§ TASK INPUT
------------------------

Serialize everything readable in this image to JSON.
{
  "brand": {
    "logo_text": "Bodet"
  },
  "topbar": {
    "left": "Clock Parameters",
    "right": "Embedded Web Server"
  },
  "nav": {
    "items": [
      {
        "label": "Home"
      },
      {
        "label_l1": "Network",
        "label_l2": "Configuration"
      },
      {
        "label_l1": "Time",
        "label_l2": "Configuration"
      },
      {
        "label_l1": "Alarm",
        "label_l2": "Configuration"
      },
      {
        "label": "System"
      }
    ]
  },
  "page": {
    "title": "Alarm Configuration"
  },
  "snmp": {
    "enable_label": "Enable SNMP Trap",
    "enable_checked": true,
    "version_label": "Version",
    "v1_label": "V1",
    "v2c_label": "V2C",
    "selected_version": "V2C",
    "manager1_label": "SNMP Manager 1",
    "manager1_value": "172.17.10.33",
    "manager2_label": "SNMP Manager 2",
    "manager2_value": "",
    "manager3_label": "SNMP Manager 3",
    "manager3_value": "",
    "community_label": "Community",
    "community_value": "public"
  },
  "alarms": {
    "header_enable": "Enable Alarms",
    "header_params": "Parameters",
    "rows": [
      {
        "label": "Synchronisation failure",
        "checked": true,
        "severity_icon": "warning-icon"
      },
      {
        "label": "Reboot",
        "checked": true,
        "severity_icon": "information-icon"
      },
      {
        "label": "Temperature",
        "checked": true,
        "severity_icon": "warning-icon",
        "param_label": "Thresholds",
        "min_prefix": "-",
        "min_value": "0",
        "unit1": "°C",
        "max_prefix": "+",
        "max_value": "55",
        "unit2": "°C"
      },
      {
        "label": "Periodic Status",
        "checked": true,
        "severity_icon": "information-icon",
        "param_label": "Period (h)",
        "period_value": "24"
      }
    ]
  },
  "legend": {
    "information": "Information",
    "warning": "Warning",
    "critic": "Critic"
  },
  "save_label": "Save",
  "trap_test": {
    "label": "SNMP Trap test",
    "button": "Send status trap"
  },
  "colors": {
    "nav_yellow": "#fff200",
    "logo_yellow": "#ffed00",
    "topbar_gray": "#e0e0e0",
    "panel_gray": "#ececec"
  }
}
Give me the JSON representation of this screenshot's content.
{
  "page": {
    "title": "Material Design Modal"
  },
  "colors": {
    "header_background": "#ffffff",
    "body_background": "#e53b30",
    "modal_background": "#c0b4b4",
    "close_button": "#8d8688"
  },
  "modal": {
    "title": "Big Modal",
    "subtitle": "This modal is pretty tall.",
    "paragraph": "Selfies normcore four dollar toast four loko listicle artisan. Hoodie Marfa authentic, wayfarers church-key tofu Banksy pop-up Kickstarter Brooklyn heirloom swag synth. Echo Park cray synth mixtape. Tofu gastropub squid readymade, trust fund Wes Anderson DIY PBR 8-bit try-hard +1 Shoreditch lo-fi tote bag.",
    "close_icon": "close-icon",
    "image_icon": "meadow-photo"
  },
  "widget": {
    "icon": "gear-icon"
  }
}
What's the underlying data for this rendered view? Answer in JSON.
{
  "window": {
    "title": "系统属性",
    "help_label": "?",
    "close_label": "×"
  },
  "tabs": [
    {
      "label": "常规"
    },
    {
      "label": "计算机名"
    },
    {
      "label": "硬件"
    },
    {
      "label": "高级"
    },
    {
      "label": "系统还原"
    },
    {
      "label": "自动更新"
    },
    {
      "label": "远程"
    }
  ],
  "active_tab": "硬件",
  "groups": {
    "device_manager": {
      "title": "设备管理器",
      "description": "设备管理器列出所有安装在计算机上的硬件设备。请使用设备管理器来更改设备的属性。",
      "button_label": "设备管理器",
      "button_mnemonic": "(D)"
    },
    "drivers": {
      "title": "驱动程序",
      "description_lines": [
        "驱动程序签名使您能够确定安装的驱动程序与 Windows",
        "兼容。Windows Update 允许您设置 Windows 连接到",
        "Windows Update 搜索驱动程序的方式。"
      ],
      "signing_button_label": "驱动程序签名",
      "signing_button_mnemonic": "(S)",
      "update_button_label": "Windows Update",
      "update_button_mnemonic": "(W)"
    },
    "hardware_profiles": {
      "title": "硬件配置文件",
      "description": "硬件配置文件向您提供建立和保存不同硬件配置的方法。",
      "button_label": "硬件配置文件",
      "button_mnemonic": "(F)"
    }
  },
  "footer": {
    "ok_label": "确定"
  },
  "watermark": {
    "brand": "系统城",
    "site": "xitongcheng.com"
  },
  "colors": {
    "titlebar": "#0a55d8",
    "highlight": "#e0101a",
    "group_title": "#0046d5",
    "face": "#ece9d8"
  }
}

------------------------

§ PROBLEM DESCRIPTION
All of the data needs to be reproduced exactly, with no line missing.

§ SOLUTION FOR THIS EXERCISE
Serialize everything readable in this image to JSON.
{
  "brand": {
    "logo_text": "Bodet"
  },
  "topbar": {
    "left": "Clock Parameters",
    "right": "Embedded Web Server"
  },
  "nav": {
    "items": [
      {
        "label": "Home"
      },
      {
        "label_l1": "Network",
        "label_l2": "Configuration"
      },
      {
        "label_l1": "Time",
        "label_l2": "Configuration"
      },
      {
        "label_l1": "Alarm",
        "label_l2": "Configuration"
      },
      {
        "label": "System"
      }
    ]
  },
  "page": {
    "title": "Alarm Configuration"
  },
  "snmp": {
    "enable_label": "Enable SNMP Trap",
    "enable_checked": true,
    "version_label": "Version",
    "v1_label": "V1",
    "v2c_label": "V2C",
    "selected_version": "V2C",
    "manager1_label": "SNMP Manager 1",
    "manager1_value": "172.17.10.33",
    "manager2_label": "SNMP Manager 2",
    "manager2_value": "",
    "manager3_label": "SNMP Manager 3",
    "manager3_value": "",
    "community_label": "Community",
    "community_value": "public"
  },
  "alarms": {
    "header_enable": "Enable Alarms",
    "header_params": "Parameters",
    "rows": [
      {
        "label": "Synchronisation failure",
        "checked": true,
        "severity_icon": "warning-icon"
      },
      {
        "label": "Reboot",
        "checked": true,
        "severity_icon": "information-icon"
      },
      {
        "label": "Temperature",
        "checked": true,
        "severity_icon": "warning-icon",
        "param_label": "Thresholds",
        "min_prefix": "-",
        "min_value": "0",
        "unit1": "°C",
        "max_prefix": "+",
        "max_value": "55",
        "unit2": "°C"
      },
      {
        "label": "Periodic Status",
        "checked": true,
        "severity_icon": "information-icon",
        "param_label": "Period (h)",
        "period_value": "24"
      }
    ]
  },
  "legend": {
    "information": "Information",
    "warning": "Warning",
    "critic": "Critic"
  },
  "save_label": "Save",
  "trap_test": {
    "label": "SNMP Trap test",
    "button": "Send status trap"
  },
  "colors": {
    "nav_yellow": "#fff200",
    "logo_yellow": "#ffed00",
    "topbar_gray": "#e0e0e0",
    "panel_gray": "#ececec"
  }
}
Give me the JSON representation of this screenshot's content.
{
  "page": {
    "title": "Material Design Modal"
  },
  "colors": {
    "header_background": "#ffffff",
    "body_background": "#e53b30",
    "modal_background": "#c0b4b4",
    "close_button": "#8d8688"
  },
  "modal": {
    "title": "Big Modal",
    "subtitle": "This modal is pretty tall.",
    "paragraph": "Selfies normcore four dollar toast four loko listicle artisan. Hoodie Marfa authentic, wayfarers church-key tofu Banksy pop-up Kickstarter Brooklyn heirloom swag synth. Echo Park cray synth mixtape. Tofu gastropub squid readymade, trust fund Wes Anderson DIY PBR 8-bit try-hard +1 Shoreditch lo-fi tote bag.",
    "close_icon": "close-icon",
    "image_icon": "meadow-photo"
  },
  "widget": {
    "icon": "gear-icon"
  }
}
What's the underlying data for this rendered view? Answer in JSON.
{
  "window": {
    "title": "系统属性",
    "help_label": "?",
    "close_label": "×"
  },
  "tabs": [
    {
      "label": "常规"
    },
    {
      "label": "计算机名"
    },
    {
      "label": "硬件"
    },
    {
      "label": "高级"
    },
    {
      "label": "系统还原"
    },
    {
      "label": "自动更新"
    },
    {
      "label": "远程"
    }
  ],
  "active_tab": "硬件",
  "groups": {
    "device_manager": {
      "title": "设备管理器",
      "description": "设备管理器列出所有安装在计算机上的硬件设备。请使用设备管理器来更改设备的属性。",
      "button_label": "设备管理器",
      "button_mnemonic": "(D)"
    },
    "drivers": {
      "title": "驱动程序",
      "description_lines": [
        "驱动程序签名使您能够确定安装的驱动程序与 Windows",
        "兼容。Windows Update 允许您设置 Windows 连接到",
        "Windows Update 搜索驱动程序的方式。"
      ],
      "signing_button_label": "驱动程序签名",
      "signing_button_mnemonic": "(S)",
      "update_button_label": "Windows Update",
      "update_button_mnemonic": "(W)"
    },
    "hardware_profiles": {
      "title": "硬件配置文件",
      "description": "硬件配置文件向您提供建立和保存不同硬件配置的方法。",
      "button_label": "硬件配置文件",
      "button_mnemonic": "(F)"
    }
  },
  "footer": {
    "ok_label": "确定"
  },
  "watermark": {
    "brand": "系统城",
    "site": "xitongcheng.com"
  },
  "colors": {
    "titlebar": "#0a55d8",
    "highlight": "#e0101a",
    "group_title": "#0046d5",
    "face": "#ece9d8"
  }
}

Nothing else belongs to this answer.